## START

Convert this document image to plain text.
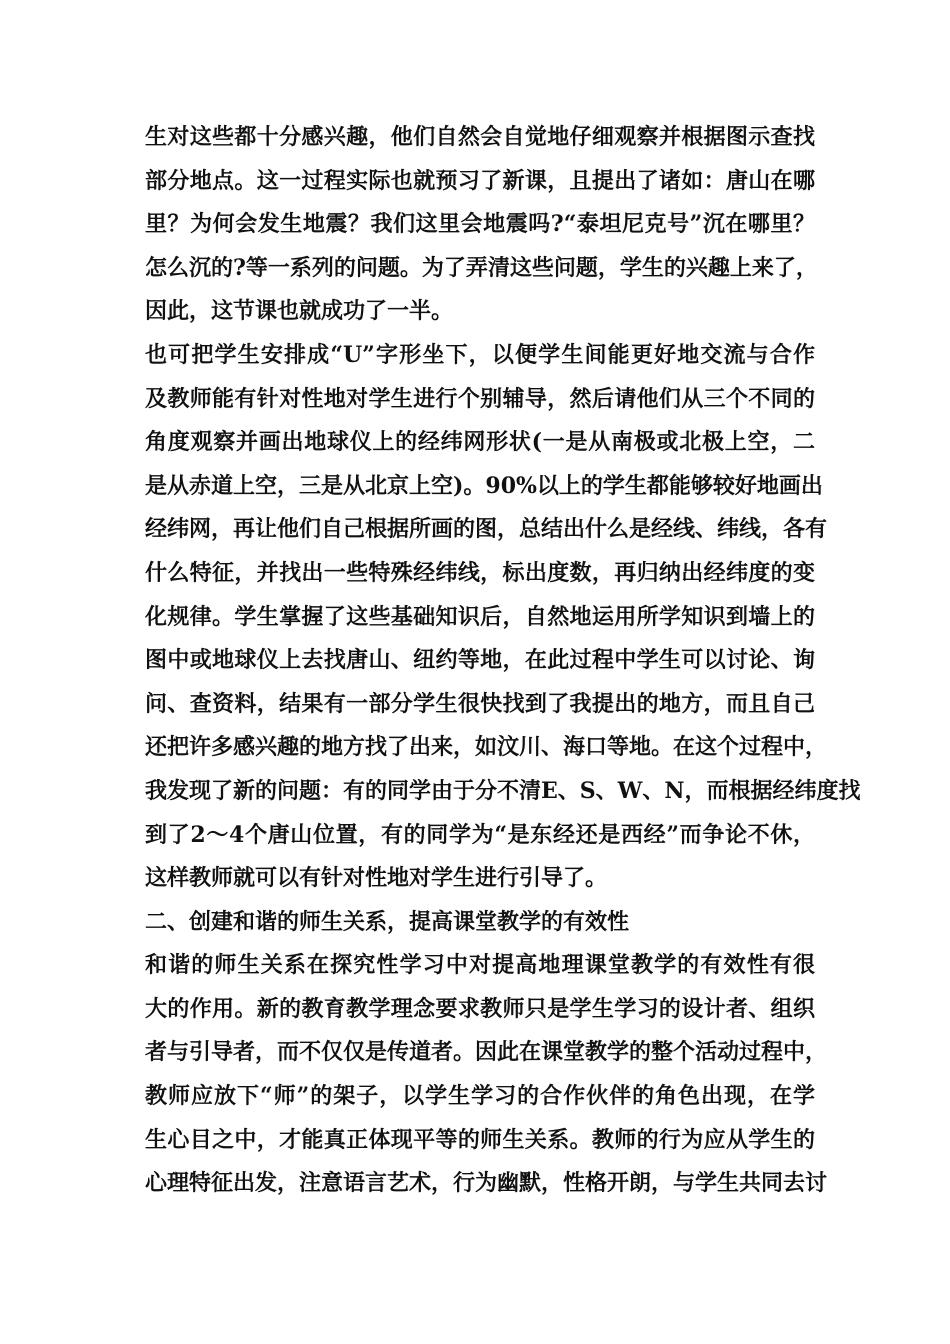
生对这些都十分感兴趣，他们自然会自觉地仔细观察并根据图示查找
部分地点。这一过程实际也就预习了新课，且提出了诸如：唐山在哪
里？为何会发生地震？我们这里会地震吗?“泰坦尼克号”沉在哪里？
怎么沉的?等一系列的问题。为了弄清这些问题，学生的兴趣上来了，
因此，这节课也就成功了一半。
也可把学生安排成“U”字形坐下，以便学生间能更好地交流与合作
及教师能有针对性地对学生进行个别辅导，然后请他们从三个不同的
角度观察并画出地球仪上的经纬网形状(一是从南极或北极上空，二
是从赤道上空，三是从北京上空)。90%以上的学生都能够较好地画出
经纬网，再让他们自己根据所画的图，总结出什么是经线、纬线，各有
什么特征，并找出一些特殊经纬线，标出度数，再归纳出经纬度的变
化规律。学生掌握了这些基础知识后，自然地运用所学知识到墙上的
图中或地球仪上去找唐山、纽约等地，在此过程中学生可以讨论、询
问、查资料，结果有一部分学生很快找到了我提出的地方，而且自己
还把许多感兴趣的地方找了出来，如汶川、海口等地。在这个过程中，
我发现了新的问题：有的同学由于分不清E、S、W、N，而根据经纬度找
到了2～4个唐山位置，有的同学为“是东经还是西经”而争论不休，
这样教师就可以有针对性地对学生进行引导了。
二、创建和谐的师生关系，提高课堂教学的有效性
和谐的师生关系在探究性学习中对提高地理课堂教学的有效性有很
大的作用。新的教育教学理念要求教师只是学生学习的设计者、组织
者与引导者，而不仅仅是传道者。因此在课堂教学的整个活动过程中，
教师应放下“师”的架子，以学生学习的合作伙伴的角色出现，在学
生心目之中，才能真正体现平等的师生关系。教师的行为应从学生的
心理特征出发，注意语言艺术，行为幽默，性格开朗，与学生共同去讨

## END

Restate the records above in full, word for word. Keep pictures out.

Convert this document image to plain text.
生对这些都十分感兴趣，他们自然会自觉地仔细观察并根据图示查找
部分地点。这一过程实际也就预习了新课，且提出了诸如：唐山在哪
里？为何会发生地震？我们这里会地震吗?“泰坦尼克号”沉在哪里？
怎么沉的?等一系列的问题。为了弄清这些问题，学生的兴趣上来了，
因此，这节课也就成功了一半。
也可把学生安排成“U”字形坐下，以便学生间能更好地交流与合作
及教师能有针对性地对学生进行个别辅导，然后请他们从三个不同的
角度观察并画出地球仪上的经纬网形状(一是从南极或北极上空，二
是从赤道上空，三是从北京上空)。90%以上的学生都能够较好地画出
经纬网，再让他们自己根据所画的图，总结出什么是经线、纬线，各有
什么特征，并找出一些特殊经纬线，标出度数，再归纳出经纬度的变
化规律。学生掌握了这些基础知识后，自然地运用所学知识到墙上的
图中或地球仪上去找唐山、纽约等地，在此过程中学生可以讨论、询
问、查资料，结果有一部分学生很快找到了我提出的地方，而且自己
还把许多感兴趣的地方找了出来，如汶川、海口等地。在这个过程中，
我发现了新的问题：有的同学由于分不清E、S、W、N，而根据经纬度找
到了2～4个唐山位置，有的同学为“是东经还是西经”而争论不休，
这样教师就可以有针对性地对学生进行引导了。
二、创建和谐的师生关系，提高课堂教学的有效性
和谐的师生关系在探究性学习中对提高地理课堂教学的有效性有很
大的作用。新的教育教学理念要求教师只是学生学习的设计者、组织
者与引导者，而不仅仅是传道者。因此在课堂教学的整个活动过程中，
教师应放下“师”的架子，以学生学习的合作伙伴的角色出现，在学
生心目之中，才能真正体现平等的师生关系。教师的行为应从学生的
心理特征出发，注意语言艺术，行为幽默，性格开朗，与学生共同去讨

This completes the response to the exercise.